Records
■ ■ ■

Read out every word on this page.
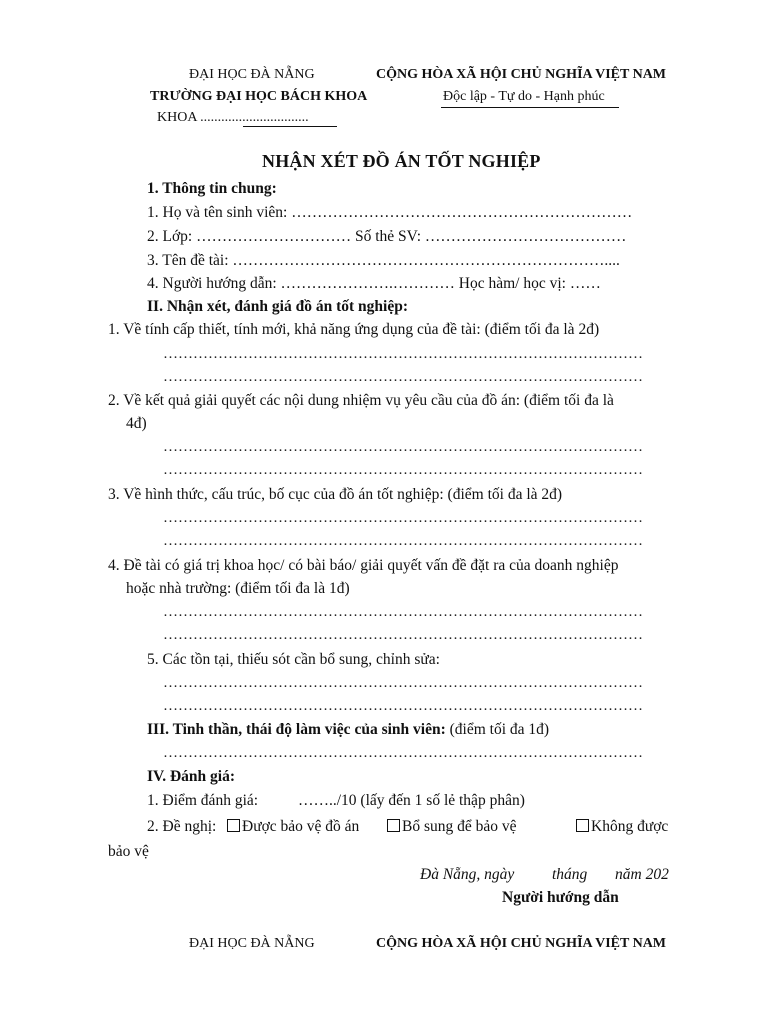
ĐẠI HỌC ĐÀ NẴNG
TRƯỜNG ĐẠI HỌC BÁCH KHOA
KHOA ...............................
CỘNG HÒA XÃ HỘI CHỦ NGHĨA VIỆT NAM
Độc lập - Tự do - Hạnh phúc
NHẬN XÉT ĐỒ ÁN TỐT NGHIỆP
1. Thông tin chung:
1. Họ và tên sinh viên: …………………………………………………………
2. Lớp: ………………………… Số thẻ SV: …………………………………
3. Tên đề tài: ………………………………………………………………....
4. Người hướng dẫn: ………………….………… Học hàm/ học vị: ……
II. Nhận xét, đánh giá đồ án tốt nghiệp:
1. Về tính cấp thiết, tính mới, khả năng ứng dụng của đề tài: (điểm tối đa là 2đ)
……………………………………………………………………………………
……………………………………………………………………………………
2. Về kết quả giải quyết các nội dung nhiệm vụ yêu cầu của đồ án: (điểm tối đa là
4đ)
……………………………………………………………………………………
……………………………………………………………………………………
3. Về hình thức, cấu trúc, bố cục của đồ án tốt nghiệp: (điểm tối đa là 2đ)
……………………………………………………………………………………
……………………………………………………………………………………
4. Đề tài có giá trị khoa học/ có bài báo/ giải quyết vấn đề đặt ra của doanh nghiệp
hoặc nhà trường: (điểm tối đa là 1đ)
……………………………………………………………………………………
……………………………………………………………………………………
5. Các tồn tại, thiếu sót cần bổ sung, chỉnh sửa:
……………………………………………………………………………………
……………………………………………………………………………………
III. Tinh thần, thái độ làm việc của sinh viên: (điểm tối đa 1đ)
……………………………………………………………………………………
IV. Đánh giá:
1. Điểm đánh giá:	……../10 (lấy đến 1 số lẻ thập phân)
2. Đề nghị:	Được bảo vệ đồ án	Bổ sung để bảo vệ	Không được
bảo vệ
Đà Nẵng, ngày tháng năm 202
Người hướng dẫn
ĐẠI HỌC ĐÀ NẴNG	CỘNG HÒA XÃ HỘI CHỦ NGHĨA VIỆT NAM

■ ■ ■

▸ WRITTEN TASK
Your copy of the data above should match it exactly, except that pictures are left out.

▸ EXERCISE OUTPUT
Read out every word on this page.
ĐẠI HỌC ĐÀ NẴNG
TRƯỜNG ĐẠI HỌC BÁCH KHOA
KHOA ...............................
CỘNG HÒA XÃ HỘI CHỦ NGHĨA VIỆT NAM
Độc lập - Tự do - Hạnh phúc
NHẬN XÉT ĐỒ ÁN TỐT NGHIỆP
1. Thông tin chung:
1. Họ và tên sinh viên: …………………………………………………………
2. Lớp: ………………………… Số thẻ SV: …………………………………
3. Tên đề tài: ………………………………………………………………....
4. Người hướng dẫn: ………………….………… Học hàm/ học vị: ……
II. Nhận xét, đánh giá đồ án tốt nghiệp:
1. Về tính cấp thiết, tính mới, khả năng ứng dụng của đề tài: (điểm tối đa là 2đ)
……………………………………………………………………………………
……………………………………………………………………………………
2. Về kết quả giải quyết các nội dung nhiệm vụ yêu cầu của đồ án: (điểm tối đa là
4đ)
……………………………………………………………………………………
……………………………………………………………………………………
3. Về hình thức, cấu trúc, bố cục của đồ án tốt nghiệp: (điểm tối đa là 2đ)
……………………………………………………………………………………
……………………………………………………………………………………
4. Đề tài có giá trị khoa học/ có bài báo/ giải quyết vấn đề đặt ra của doanh nghiệp
hoặc nhà trường: (điểm tối đa là 1đ)
……………………………………………………………………………………
……………………………………………………………………………………
5. Các tồn tại, thiếu sót cần bổ sung, chỉnh sửa:
……………………………………………………………………………………
……………………………………………………………………………………
III. Tinh thần, thái độ làm việc của sinh viên: (điểm tối đa 1đ)
……………………………………………………………………………………
IV. Đánh giá:
1. Điểm đánh giá:	……../10 (lấy đến 1 số lẻ thập phân)
2. Đề nghị:	Được bảo vệ đồ án	Bổ sung để bảo vệ	Không được
bảo vệ
Đà Nẵng, ngày tháng năm 202
Người hướng dẫn
ĐẠI HỌC ĐÀ NẴNG	CỘNG HÒA XÃ HỘI CHỦ NGHĨA VIỆT NAM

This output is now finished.